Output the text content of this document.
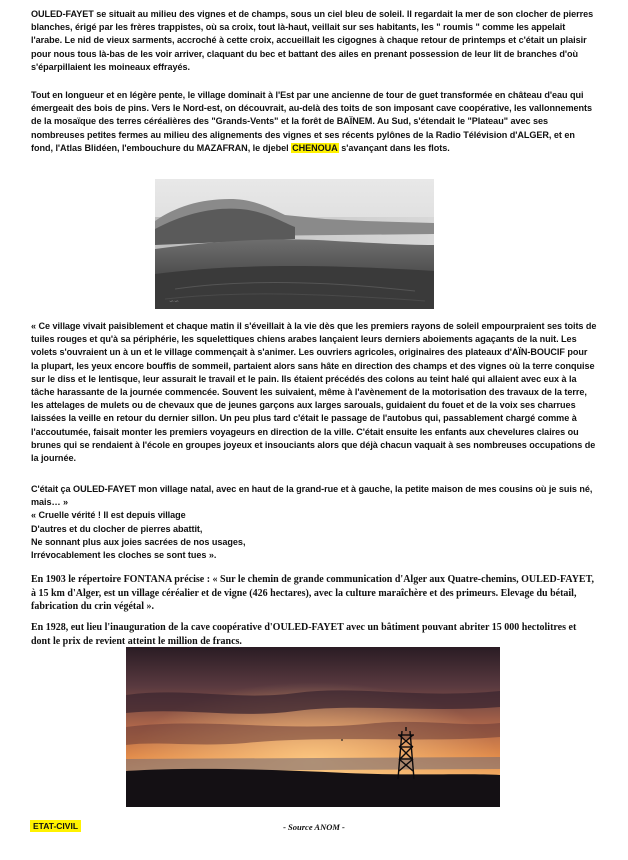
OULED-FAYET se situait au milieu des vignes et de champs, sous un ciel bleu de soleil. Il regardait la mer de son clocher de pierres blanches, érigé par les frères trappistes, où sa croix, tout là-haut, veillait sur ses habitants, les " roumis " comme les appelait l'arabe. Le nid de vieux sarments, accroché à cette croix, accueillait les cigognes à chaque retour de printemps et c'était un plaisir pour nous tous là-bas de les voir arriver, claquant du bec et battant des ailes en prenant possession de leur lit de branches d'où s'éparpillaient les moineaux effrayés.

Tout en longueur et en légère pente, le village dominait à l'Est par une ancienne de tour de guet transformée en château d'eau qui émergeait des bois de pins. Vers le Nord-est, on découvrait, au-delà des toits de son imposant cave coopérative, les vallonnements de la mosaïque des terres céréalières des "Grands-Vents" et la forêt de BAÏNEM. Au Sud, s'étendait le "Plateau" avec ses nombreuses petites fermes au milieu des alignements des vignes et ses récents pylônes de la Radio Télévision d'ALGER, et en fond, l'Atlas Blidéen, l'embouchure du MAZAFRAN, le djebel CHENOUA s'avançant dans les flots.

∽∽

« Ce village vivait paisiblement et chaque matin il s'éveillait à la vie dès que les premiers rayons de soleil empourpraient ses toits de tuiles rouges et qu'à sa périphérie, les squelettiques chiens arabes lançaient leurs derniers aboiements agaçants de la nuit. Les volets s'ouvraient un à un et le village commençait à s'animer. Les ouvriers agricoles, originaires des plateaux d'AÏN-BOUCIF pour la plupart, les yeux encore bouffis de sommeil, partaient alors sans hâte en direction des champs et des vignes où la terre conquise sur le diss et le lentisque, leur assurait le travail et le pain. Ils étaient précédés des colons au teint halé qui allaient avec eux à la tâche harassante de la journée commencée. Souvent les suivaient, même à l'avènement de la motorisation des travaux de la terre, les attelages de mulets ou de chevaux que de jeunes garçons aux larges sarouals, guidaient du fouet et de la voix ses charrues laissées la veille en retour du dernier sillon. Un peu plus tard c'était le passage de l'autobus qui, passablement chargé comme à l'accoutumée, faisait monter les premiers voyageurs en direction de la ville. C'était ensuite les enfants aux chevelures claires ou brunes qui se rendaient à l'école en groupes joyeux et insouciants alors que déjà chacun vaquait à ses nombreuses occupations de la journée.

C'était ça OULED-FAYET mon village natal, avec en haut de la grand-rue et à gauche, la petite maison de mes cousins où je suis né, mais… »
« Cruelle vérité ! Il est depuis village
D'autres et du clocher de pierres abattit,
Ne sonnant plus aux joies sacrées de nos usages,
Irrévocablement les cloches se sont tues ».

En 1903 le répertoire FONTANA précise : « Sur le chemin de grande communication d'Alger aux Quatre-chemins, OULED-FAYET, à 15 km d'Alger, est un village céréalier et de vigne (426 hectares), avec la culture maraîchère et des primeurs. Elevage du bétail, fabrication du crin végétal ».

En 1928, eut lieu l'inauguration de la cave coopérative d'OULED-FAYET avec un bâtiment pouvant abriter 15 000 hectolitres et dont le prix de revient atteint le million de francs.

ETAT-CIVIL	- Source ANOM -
=======
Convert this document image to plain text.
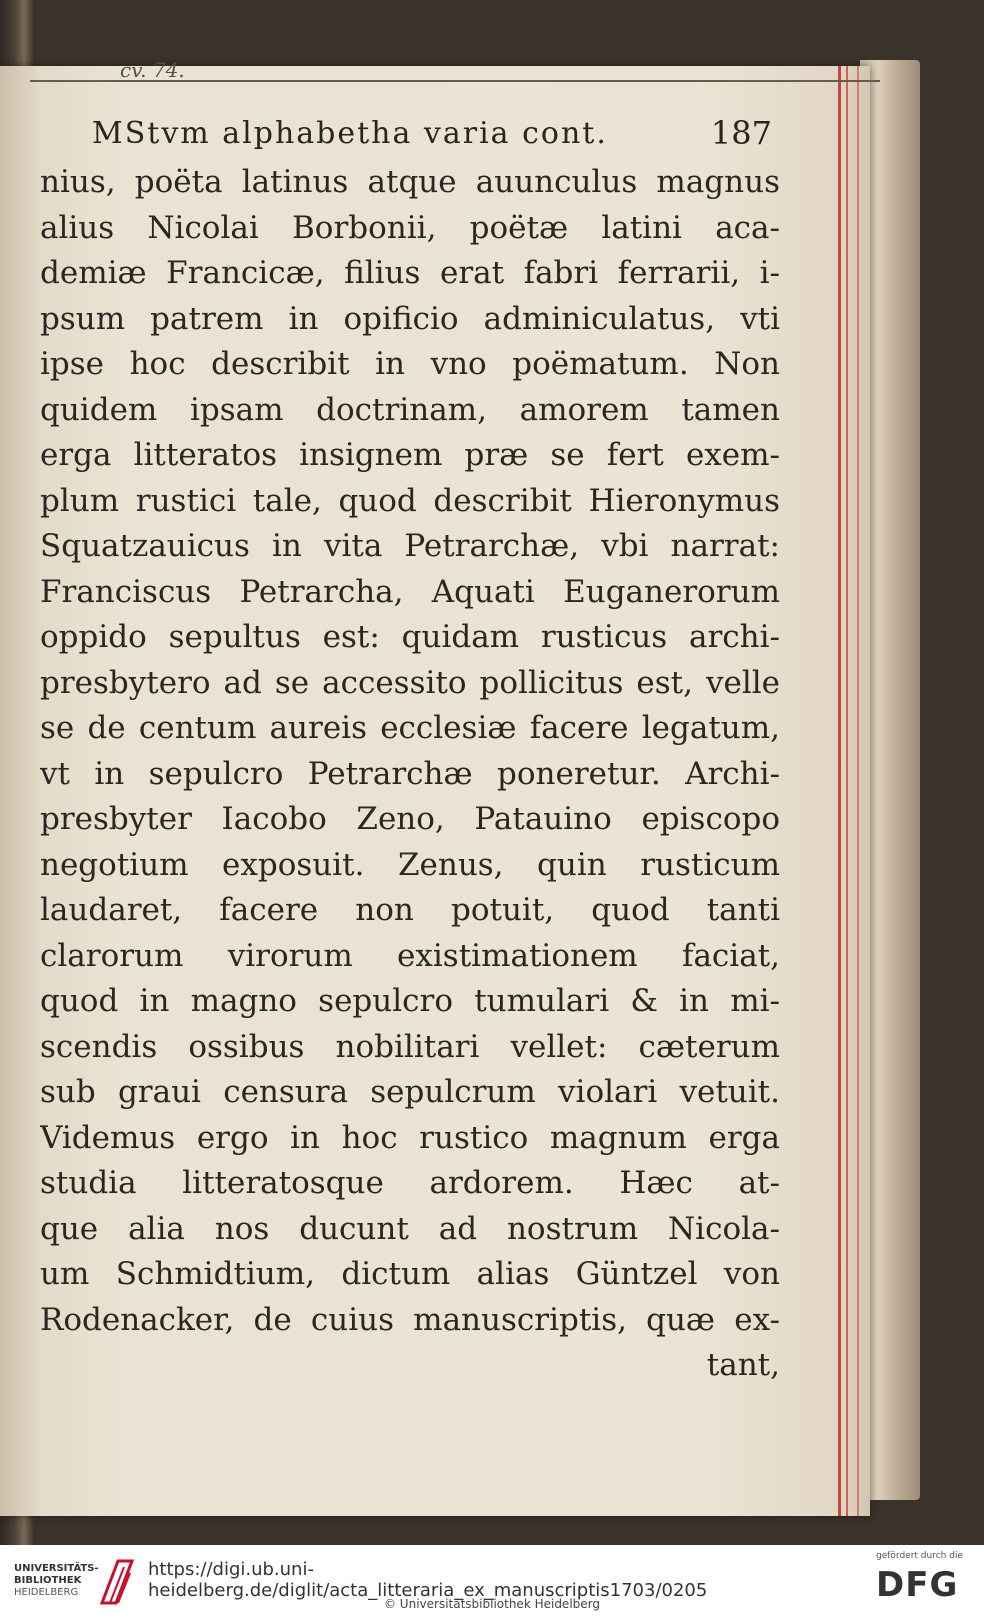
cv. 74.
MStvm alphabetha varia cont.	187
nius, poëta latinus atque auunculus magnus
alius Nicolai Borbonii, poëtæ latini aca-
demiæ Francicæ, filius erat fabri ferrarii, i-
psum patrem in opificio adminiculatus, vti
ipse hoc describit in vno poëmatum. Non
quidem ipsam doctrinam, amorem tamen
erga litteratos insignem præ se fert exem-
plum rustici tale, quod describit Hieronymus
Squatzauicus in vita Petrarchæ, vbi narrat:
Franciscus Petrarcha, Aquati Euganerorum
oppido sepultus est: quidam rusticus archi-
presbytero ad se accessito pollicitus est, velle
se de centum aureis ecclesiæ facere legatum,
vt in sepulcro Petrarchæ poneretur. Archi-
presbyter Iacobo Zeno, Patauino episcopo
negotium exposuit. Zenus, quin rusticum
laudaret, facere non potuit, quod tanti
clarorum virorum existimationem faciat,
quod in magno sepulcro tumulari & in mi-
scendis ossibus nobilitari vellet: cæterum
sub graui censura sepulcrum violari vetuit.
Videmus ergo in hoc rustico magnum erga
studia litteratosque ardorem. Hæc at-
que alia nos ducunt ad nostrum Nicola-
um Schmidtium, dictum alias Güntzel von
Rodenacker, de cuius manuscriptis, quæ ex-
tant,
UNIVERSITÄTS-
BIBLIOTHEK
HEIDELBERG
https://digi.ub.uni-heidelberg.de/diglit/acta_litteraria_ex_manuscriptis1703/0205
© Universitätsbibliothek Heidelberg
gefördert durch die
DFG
=======
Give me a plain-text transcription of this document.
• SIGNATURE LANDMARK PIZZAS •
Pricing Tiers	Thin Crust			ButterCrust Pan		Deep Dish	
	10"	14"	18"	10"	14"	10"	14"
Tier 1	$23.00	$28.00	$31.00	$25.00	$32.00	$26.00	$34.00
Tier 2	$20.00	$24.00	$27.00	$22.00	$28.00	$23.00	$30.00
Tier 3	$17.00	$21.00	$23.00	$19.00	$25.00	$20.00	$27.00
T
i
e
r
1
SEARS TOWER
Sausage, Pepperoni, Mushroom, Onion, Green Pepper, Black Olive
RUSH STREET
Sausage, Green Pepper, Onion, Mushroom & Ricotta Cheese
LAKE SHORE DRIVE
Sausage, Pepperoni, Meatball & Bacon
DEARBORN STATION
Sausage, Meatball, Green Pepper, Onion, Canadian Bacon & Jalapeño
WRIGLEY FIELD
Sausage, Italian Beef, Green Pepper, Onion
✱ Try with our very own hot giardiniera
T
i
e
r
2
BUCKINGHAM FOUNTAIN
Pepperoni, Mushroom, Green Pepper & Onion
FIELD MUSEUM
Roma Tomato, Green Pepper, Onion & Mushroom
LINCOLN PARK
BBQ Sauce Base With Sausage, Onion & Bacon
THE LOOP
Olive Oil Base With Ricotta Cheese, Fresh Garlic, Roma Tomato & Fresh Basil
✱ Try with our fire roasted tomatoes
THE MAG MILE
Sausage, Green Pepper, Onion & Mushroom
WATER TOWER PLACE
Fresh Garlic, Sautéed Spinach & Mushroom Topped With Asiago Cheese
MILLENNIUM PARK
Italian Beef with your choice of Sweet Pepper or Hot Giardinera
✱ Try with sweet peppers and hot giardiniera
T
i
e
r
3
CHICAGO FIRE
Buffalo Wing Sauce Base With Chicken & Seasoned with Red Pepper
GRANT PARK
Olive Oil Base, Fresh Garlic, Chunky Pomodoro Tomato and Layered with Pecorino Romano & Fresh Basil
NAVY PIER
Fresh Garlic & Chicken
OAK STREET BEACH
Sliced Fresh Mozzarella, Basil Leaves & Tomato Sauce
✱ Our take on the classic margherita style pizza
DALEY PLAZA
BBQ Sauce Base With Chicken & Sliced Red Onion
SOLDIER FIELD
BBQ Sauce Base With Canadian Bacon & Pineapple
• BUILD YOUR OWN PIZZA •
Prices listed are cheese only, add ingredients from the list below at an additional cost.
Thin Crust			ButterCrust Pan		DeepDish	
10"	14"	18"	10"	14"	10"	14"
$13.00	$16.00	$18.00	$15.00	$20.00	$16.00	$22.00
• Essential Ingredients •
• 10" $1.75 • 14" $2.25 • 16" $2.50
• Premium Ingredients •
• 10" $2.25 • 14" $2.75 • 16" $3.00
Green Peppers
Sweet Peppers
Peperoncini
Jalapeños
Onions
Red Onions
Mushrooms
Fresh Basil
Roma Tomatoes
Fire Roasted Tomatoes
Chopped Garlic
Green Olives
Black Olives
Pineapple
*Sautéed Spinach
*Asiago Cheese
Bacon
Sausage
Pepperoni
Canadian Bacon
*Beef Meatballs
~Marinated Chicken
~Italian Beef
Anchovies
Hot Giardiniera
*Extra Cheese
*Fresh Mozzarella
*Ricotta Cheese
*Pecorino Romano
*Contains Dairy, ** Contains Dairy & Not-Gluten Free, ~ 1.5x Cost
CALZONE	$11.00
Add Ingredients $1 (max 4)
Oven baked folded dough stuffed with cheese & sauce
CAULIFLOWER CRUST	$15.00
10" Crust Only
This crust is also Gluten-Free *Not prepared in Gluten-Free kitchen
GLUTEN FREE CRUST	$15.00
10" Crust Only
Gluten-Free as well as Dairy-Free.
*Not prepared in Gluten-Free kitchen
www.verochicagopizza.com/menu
=======
#### THE TASK
Find the lines above that include the string "OULED" and copy them.

#### TASK OUTPUT
OULED-FAYET se situait au milieu des vignes et de champs, sous un ciel bleu de soleil. Il regardait la mer de son clocher de pierres blanches, érigé par les frères trappistes, où sa croix, tout là-haut, veillait sur ses habitants, les " roumis " comme les appelait l'arabe. Le nid de vieux sarments, accroché à cette croix, accueillait les cigognes à chaque retour de printemps et c'était un plaisir pour nous tous là-bas de les voir arriver, claquant du bec et battant des ailes en prenant possession de leur lit de branches d'où s'éparpillaient les moineaux effrayés.
C'était ça OULED-FAYET mon village natal, avec en haut de la grand-rue et à gauche, la petite maison de mes cousins où je suis né, mais… »
En 1903 le répertoire FONTANA précise : « Sur le chemin de grande communication d'Alger aux Quatre-chemins, OULED-FAYET, à 15 km d'Alger, est un village céréalier et de vigne (426 hectares), avec la culture maraîchère et des primeurs. Elevage du bétail, fabrication du crin végétal ».
En 1928, eut lieu l'inauguration de la cave coopérative d'OULED-FAYET avec un bâtiment pouvant abriter 15 000 hectolitres et dont le prix de revient atteint le million de francs.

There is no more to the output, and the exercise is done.